* [Work to be completed]:
Copy every entry exactly.

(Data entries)
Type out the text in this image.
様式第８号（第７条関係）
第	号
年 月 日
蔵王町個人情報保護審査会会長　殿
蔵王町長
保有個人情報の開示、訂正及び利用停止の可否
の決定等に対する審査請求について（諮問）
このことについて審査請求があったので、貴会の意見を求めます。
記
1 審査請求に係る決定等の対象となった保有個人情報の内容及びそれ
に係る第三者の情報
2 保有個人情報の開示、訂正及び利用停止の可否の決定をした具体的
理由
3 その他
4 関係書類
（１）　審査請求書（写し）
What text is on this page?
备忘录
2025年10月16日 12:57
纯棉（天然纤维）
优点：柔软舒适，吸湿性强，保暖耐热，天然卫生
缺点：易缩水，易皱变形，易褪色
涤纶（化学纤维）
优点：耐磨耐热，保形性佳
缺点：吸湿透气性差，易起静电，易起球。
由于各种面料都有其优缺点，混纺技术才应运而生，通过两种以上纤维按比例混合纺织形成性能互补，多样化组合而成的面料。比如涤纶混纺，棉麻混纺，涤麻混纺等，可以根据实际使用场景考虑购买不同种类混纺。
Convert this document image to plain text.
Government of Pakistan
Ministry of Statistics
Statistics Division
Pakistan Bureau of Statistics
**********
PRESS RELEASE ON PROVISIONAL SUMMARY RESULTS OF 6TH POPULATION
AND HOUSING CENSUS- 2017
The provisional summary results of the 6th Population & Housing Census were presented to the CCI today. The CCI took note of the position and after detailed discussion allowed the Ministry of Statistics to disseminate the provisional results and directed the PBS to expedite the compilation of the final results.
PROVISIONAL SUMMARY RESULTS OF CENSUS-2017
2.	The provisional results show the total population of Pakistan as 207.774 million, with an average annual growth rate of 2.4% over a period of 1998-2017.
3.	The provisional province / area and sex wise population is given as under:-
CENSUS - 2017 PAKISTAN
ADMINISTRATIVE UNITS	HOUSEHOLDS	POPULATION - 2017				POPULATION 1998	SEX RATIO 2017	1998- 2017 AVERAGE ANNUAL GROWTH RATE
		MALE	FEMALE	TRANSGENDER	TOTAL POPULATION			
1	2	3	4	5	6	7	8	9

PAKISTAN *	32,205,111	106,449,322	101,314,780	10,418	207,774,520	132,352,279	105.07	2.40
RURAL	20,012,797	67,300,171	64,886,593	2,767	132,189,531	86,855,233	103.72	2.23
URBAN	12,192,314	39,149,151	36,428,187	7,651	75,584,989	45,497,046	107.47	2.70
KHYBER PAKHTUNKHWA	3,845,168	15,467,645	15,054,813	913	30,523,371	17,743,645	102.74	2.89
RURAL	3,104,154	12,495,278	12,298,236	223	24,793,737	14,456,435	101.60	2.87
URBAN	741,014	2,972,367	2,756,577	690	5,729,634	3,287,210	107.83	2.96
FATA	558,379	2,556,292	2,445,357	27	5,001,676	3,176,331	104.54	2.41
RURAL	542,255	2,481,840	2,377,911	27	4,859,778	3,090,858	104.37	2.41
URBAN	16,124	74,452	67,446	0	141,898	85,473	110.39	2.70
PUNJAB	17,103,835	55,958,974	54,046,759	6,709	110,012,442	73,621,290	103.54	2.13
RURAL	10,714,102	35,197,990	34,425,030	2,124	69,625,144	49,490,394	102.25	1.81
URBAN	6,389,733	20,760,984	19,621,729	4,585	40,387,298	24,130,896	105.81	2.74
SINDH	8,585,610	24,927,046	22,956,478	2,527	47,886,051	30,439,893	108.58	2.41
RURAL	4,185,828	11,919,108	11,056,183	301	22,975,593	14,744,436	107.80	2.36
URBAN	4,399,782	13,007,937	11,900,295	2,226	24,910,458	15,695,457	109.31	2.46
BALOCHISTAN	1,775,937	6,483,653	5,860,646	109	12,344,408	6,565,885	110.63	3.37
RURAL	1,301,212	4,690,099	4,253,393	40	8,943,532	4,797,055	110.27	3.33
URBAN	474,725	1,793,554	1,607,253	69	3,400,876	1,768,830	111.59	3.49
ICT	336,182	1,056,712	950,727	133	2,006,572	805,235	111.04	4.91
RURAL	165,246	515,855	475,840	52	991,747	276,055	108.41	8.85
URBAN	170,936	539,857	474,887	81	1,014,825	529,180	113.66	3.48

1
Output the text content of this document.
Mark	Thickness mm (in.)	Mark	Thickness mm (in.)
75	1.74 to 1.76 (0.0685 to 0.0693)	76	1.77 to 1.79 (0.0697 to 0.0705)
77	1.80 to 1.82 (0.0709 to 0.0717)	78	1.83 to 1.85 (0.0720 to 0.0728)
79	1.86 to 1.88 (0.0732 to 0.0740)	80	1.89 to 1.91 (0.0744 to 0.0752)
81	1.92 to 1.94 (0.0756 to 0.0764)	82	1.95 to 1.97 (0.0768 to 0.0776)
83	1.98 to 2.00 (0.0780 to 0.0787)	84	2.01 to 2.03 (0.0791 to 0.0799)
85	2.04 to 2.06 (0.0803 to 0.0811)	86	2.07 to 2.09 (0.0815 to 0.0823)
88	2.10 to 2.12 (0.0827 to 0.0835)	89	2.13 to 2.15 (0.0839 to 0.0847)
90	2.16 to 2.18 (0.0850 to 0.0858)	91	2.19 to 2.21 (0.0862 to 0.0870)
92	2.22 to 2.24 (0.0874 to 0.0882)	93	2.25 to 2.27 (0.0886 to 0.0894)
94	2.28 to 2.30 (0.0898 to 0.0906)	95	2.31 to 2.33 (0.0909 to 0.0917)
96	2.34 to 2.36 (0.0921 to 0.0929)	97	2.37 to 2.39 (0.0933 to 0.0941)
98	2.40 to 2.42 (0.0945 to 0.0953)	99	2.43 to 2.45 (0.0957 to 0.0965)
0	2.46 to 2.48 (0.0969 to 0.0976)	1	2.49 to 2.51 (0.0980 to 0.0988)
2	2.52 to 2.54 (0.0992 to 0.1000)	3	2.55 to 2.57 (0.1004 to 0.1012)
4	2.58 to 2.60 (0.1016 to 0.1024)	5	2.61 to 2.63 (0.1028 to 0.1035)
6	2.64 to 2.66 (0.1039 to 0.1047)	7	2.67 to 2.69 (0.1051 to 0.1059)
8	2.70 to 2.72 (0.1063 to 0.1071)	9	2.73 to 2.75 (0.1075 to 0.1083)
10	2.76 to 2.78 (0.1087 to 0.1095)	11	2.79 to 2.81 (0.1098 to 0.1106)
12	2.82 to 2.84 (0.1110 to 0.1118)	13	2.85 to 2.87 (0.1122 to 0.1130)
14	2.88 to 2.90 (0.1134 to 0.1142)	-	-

* [Final answer]:
Type out the text in this image.
様式第８号（第７条関係）
第	号
年 月 日
蔵王町個人情報保護審査会会長　殿
蔵王町長
保有個人情報の開示、訂正及び利用停止の可否
の決定等に対する審査請求について（諮問）
このことについて審査請求があったので、貴会の意見を求めます。
記
1 審査請求に係る決定等の対象となった保有個人情報の内容及びそれ
に係る第三者の情報
2 保有個人情報の開示、訂正及び利用停止の可否の決定をした具体的
理由
3 その他
4 関係書類
（１）　審査請求書（写し）
What text is on this page?
备忘录
2025年10月16日 12:57
纯棉（天然纤维）
优点：柔软舒适，吸湿性强，保暖耐热，天然卫生
缺点：易缩水，易皱变形，易褪色
涤纶（化学纤维）
优点：耐磨耐热，保形性佳
缺点：吸湿透气性差，易起静电，易起球。
由于各种面料都有其优缺点，混纺技术才应运而生，通过两种以上纤维按比例混合纺织形成性能互补，多样化组合而成的面料。比如涤纶混纺，棉麻混纺，涤麻混纺等，可以根据实际使用场景考虑购买不同种类混纺。
Convert this document image to plain text.
Government of Pakistan
Ministry of Statistics
Statistics Division
Pakistan Bureau of Statistics
**********
PRESS RELEASE ON PROVISIONAL SUMMARY RESULTS OF 6TH POPULATION
AND HOUSING CENSUS- 2017
The provisional summary results of the 6th Population & Housing Census were presented to the CCI today. The CCI took note of the position and after detailed discussion allowed the Ministry of Statistics to disseminate the provisional results and directed the PBS to expedite the compilation of the final results.
PROVISIONAL SUMMARY RESULTS OF CENSUS-2017
2.	The provisional results show the total population of Pakistan as 207.774 million, with an average annual growth rate of 2.4% over a period of 1998-2017.
3.	The provisional province / area and sex wise population is given as under:-
CENSUS - 2017 PAKISTAN
ADMINISTRATIVE UNITS	HOUSEHOLDS	POPULATION - 2017				POPULATION 1998	SEX RATIO 2017	1998- 2017 AVERAGE ANNUAL GROWTH RATE
		MALE	FEMALE	TRANSGENDER	TOTAL POPULATION			
1	2	3	4	5	6	7	8	9

PAKISTAN *	32,205,111	106,449,322	101,314,780	10,418	207,774,520	132,352,279	105.07	2.40
RURAL	20,012,797	67,300,171	64,886,593	2,767	132,189,531	86,855,233	103.72	2.23
URBAN	12,192,314	39,149,151	36,428,187	7,651	75,584,989	45,497,046	107.47	2.70
KHYBER PAKHTUNKHWA	3,845,168	15,467,645	15,054,813	913	30,523,371	17,743,645	102.74	2.89
RURAL	3,104,154	12,495,278	12,298,236	223	24,793,737	14,456,435	101.60	2.87
URBAN	741,014	2,972,367	2,756,577	690	5,729,634	3,287,210	107.83	2.96
FATA	558,379	2,556,292	2,445,357	27	5,001,676	3,176,331	104.54	2.41
RURAL	542,255	2,481,840	2,377,911	27	4,859,778	3,090,858	104.37	2.41
URBAN	16,124	74,452	67,446	0	141,898	85,473	110.39	2.70
PUNJAB	17,103,835	55,958,974	54,046,759	6,709	110,012,442	73,621,290	103.54	2.13
RURAL	10,714,102	35,197,990	34,425,030	2,124	69,625,144	49,490,394	102.25	1.81
URBAN	6,389,733	20,760,984	19,621,729	4,585	40,387,298	24,130,896	105.81	2.74
SINDH	8,585,610	24,927,046	22,956,478	2,527	47,886,051	30,439,893	108.58	2.41
RURAL	4,185,828	11,919,108	11,056,183	301	22,975,593	14,744,436	107.80	2.36
URBAN	4,399,782	13,007,937	11,900,295	2,226	24,910,458	15,695,457	109.31	2.46
BALOCHISTAN	1,775,937	6,483,653	5,860,646	109	12,344,408	6,565,885	110.63	3.37
RURAL	1,301,212	4,690,099	4,253,393	40	8,943,532	4,797,055	110.27	3.33
URBAN	474,725	1,793,554	1,607,253	69	3,400,876	1,768,830	111.59	3.49
ICT	336,182	1,056,712	950,727	133	2,006,572	805,235	111.04	4.91
RURAL	165,246	515,855	475,840	52	991,747	276,055	108.41	8.85
URBAN	170,936	539,857	474,887	81	1,014,825	529,180	113.66	3.48

1
Output the text content of this document.
Mark	Thickness mm (in.)	Mark	Thickness mm (in.)
75	1.74 to 1.76 (0.0685 to 0.0693)	76	1.77 to 1.79 (0.0697 to 0.0705)
77	1.80 to 1.82 (0.0709 to 0.0717)	78	1.83 to 1.85 (0.0720 to 0.0728)
79	1.86 to 1.88 (0.0732 to 0.0740)	80	1.89 to 1.91 (0.0744 to 0.0752)
81	1.92 to 1.94 (0.0756 to 0.0764)	82	1.95 to 1.97 (0.0768 to 0.0776)
83	1.98 to 2.00 (0.0780 to 0.0787)	84	2.01 to 2.03 (0.0791 to 0.0799)
85	2.04 to 2.06 (0.0803 to 0.0811)	86	2.07 to 2.09 (0.0815 to 0.0823)
88	2.10 to 2.12 (0.0827 to 0.0835)	89	2.13 to 2.15 (0.0839 to 0.0847)
90	2.16 to 2.18 (0.0850 to 0.0858)	91	2.19 to 2.21 (0.0862 to 0.0870)
92	2.22 to 2.24 (0.0874 to 0.0882)	93	2.25 to 2.27 (0.0886 to 0.0894)
94	2.28 to 2.30 (0.0898 to 0.0906)	95	2.31 to 2.33 (0.0909 to 0.0917)
96	2.34 to 2.36 (0.0921 to 0.0929)	97	2.37 to 2.39 (0.0933 to 0.0941)
98	2.40 to 2.42 (0.0945 to 0.0953)	99	2.43 to 2.45 (0.0957 to 0.0965)
0	2.46 to 2.48 (0.0969 to 0.0976)	1	2.49 to 2.51 (0.0980 to 0.0988)
2	2.52 to 2.54 (0.0992 to 0.1000)	3	2.55 to 2.57 (0.1004 to 0.1012)
4	2.58 to 2.60 (0.1016 to 0.1024)	5	2.61 to 2.63 (0.1028 to 0.1035)
6	2.64 to 2.66 (0.1039 to 0.1047)	7	2.67 to 2.69 (0.1051 to 0.1059)
8	2.70 to 2.72 (0.1063 to 0.1071)	9	2.73 to 2.75 (0.1075 to 0.1083)
10	2.76 to 2.78 (0.1087 to 0.1095)	11	2.79 to 2.81 (0.1098 to 0.1106)
12	2.82 to 2.84 (0.1110 to 0.1118)	13	2.85 to 2.87 (0.1122 to 0.1130)
14	2.88 to 2.90 (0.1134 to 0.1142)	-	-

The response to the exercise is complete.